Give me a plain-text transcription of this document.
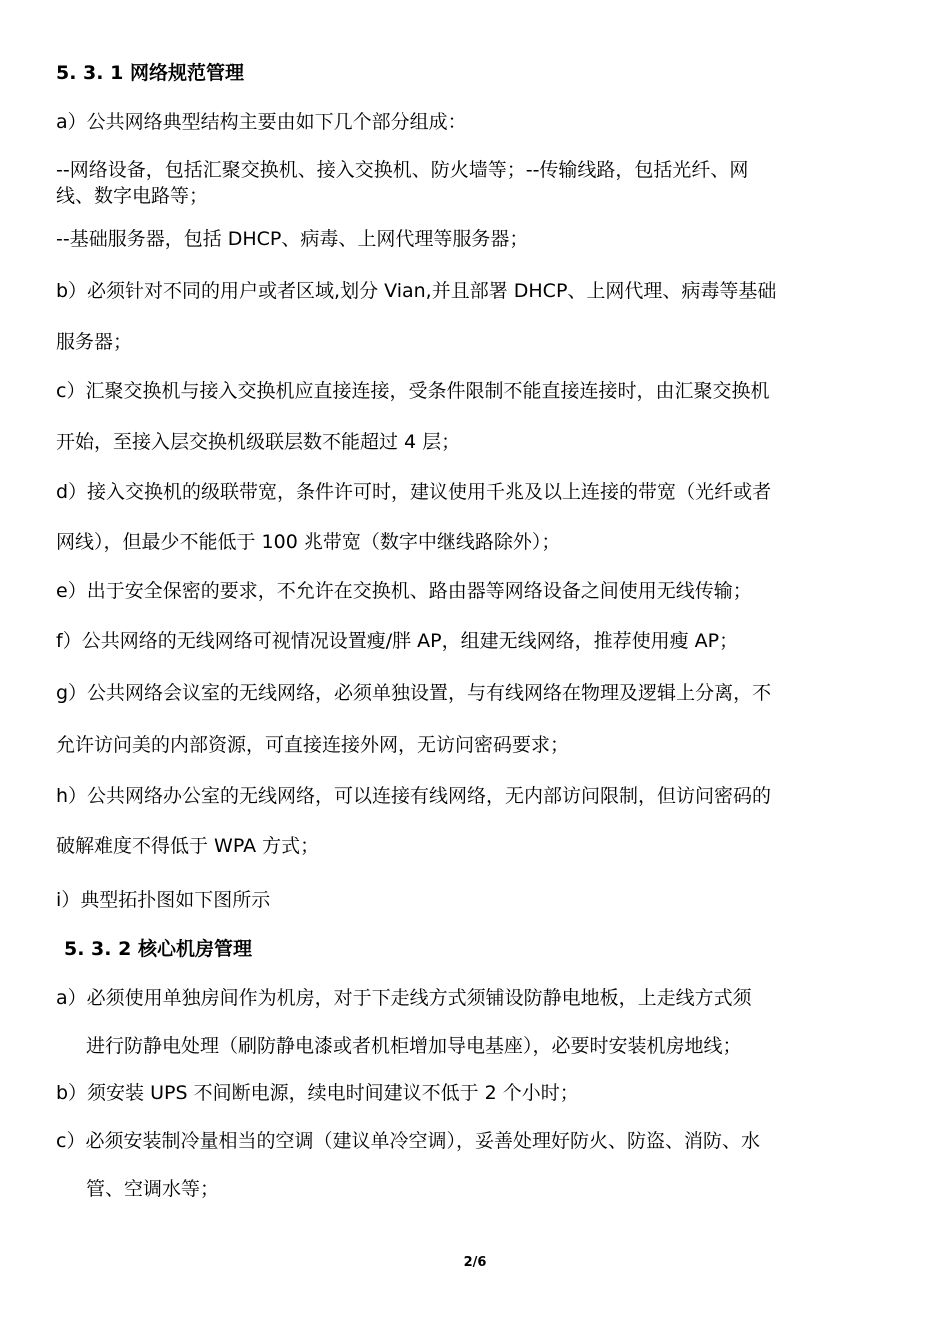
5. 3. 1 网络规范管理
a）公共网络典型结构主要由如下几个部分组成：
--网络设备，包括汇聚交换机、接入交换机、防火墙等；--传输线路，包括光纤、网
线、数字电路等；
--基础服务器，包括 DHCP、病毒、上网代理等服务器；
b）必须针对不同的用户或者区域,划分 Vian,并且部署 DHCP、上网代理、病毒等基础
服务器；
c）汇聚交换机与接入交换机应直接连接，受条件限制不能直接连接时，由汇聚交换机
开始，至接入层交换机级联层数不能超过 4 层；
d）接入交换机的级联带宽，条件许可时，建议使用千兆及以上连接的带宽（光纤或者
网线），但最少不能低于 100 兆带宽（数字中继线路除外）；
e）出于安全保密的要求，不允许在交换机、路由器等网络设备之间使用无线传输；
f）公共网络的无线网络可视情况设置瘦/胖 AP，组建无线网络，推荐使用瘦 AP；
g）公共网络会议室的无线网络，必须单独设置，与有线网络在物理及逻辑上分离，不
允许访问美的内部资源，可直接连接外网，无访问密码要求；
h）公共网络办公室的无线网络，可以连接有线网络，无内部访问限制，但访问密码的
破解难度不得低于 WPA 方式；
i）典型拓扑图如下图所示
5. 3. 2 核心机房管理
a）必须使用单独房间作为机房，对于下走线方式须铺设防静电地板，上走线方式须
进行防静电处理（刷防静电漆或者机柜增加导电基座），必要时安装机房地线；
b）须安装 UPS 不间断电源，续电时间建议不低于 2 个小时；
c）必须安装制冷量相当的空调（建议单冷空调），妥善处理好防火、防盗、消防、水
管、空调水等；
2/6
+===+
**EXERCISE GOAL**
All of the records above must be copied exactly, except for the pictures.

**FINISHED EXERCISE**
Give me a plain-text transcription of this document.
5. 3. 1 网络规范管理
a）公共网络典型结构主要由如下几个部分组成：
--网络设备，包括汇聚交换机、接入交换机、防火墙等；--传输线路，包括光纤、网
线、数字电路等；
--基础服务器，包括 DHCP、病毒、上网代理等服务器；
b）必须针对不同的用户或者区域,划分 Vian,并且部署 DHCP、上网代理、病毒等基础
服务器；
c）汇聚交换机与接入交换机应直接连接，受条件限制不能直接连接时，由汇聚交换机
开始，至接入层交换机级联层数不能超过 4 层；
d）接入交换机的级联带宽，条件许可时，建议使用千兆及以上连接的带宽（光纤或者
网线），但最少不能低于 100 兆带宽（数字中继线路除外）；
e）出于安全保密的要求，不允许在交换机、路由器等网络设备之间使用无线传输；
f）公共网络的无线网络可视情况设置瘦/胖 AP，组建无线网络，推荐使用瘦 AP；
g）公共网络会议室的无线网络，必须单独设置，与有线网络在物理及逻辑上分离，不
允许访问美的内部资源，可直接连接外网，无访问密码要求；
h）公共网络办公室的无线网络，可以连接有线网络，无内部访问限制，但访问密码的
破解难度不得低于 WPA 方式；
i）典型拓扑图如下图所示
5. 3. 2 核心机房管理
a）必须使用单独房间作为机房，对于下走线方式须铺设防静电地板，上走线方式须
进行防静电处理（刷防静电漆或者机柜增加导电基座），必要时安装机房地线；
b）须安装 UPS 不间断电源，续电时间建议不低于 2 个小时；
c）必须安装制冷量相当的空调（建议单冷空调），妥善处理好防火、防盗、消防、水
管、空调水等；
2/6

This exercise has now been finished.